Extracted records
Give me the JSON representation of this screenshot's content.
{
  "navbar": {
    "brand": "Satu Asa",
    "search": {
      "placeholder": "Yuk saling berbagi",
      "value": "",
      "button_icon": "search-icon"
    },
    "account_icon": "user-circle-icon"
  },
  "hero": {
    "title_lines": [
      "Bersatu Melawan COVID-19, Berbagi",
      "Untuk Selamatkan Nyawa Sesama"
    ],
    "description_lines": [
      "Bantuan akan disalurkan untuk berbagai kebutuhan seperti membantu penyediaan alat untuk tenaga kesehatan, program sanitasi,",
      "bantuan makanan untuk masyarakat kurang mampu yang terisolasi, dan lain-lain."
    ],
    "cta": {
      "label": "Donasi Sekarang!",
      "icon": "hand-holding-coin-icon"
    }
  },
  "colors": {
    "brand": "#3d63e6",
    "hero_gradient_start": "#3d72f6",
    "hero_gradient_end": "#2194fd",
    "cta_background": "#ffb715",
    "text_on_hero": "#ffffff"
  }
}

* * *

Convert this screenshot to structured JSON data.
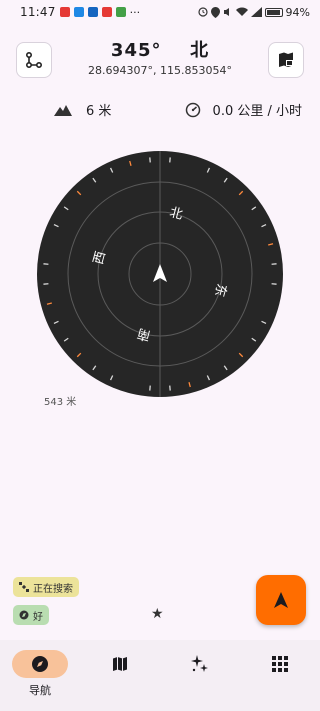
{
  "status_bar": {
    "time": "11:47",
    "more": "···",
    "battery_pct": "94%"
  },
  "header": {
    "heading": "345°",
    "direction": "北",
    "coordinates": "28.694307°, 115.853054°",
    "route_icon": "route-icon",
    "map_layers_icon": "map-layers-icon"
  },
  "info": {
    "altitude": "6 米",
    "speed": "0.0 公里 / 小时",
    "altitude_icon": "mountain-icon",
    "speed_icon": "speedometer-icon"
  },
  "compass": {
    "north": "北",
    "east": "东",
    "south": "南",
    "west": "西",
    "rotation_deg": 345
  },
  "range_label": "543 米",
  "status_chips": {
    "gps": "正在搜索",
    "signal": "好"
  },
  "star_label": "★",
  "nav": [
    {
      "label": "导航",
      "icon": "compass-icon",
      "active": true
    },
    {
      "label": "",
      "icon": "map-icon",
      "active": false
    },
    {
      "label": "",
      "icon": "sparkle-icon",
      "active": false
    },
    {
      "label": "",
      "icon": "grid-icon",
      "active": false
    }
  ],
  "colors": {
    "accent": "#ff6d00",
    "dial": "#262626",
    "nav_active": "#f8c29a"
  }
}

---

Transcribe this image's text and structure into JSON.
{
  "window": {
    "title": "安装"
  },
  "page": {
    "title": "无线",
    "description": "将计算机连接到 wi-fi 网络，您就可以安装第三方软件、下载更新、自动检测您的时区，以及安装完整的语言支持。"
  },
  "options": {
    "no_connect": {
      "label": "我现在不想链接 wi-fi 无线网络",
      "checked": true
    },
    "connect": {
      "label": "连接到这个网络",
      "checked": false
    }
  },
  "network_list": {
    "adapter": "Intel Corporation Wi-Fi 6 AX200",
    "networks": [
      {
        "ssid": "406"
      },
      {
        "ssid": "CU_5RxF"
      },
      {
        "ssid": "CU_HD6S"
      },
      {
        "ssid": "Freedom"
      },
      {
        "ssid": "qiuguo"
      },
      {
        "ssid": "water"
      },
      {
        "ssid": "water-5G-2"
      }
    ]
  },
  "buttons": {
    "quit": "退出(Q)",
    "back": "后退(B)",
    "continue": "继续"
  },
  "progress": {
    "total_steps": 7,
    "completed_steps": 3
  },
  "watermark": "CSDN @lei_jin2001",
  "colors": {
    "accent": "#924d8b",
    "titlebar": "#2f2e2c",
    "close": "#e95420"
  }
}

* Required task: Among the entries above, how many lines hold the string "icon"? Respond with nothing but the number.

* Response for this exercise: 11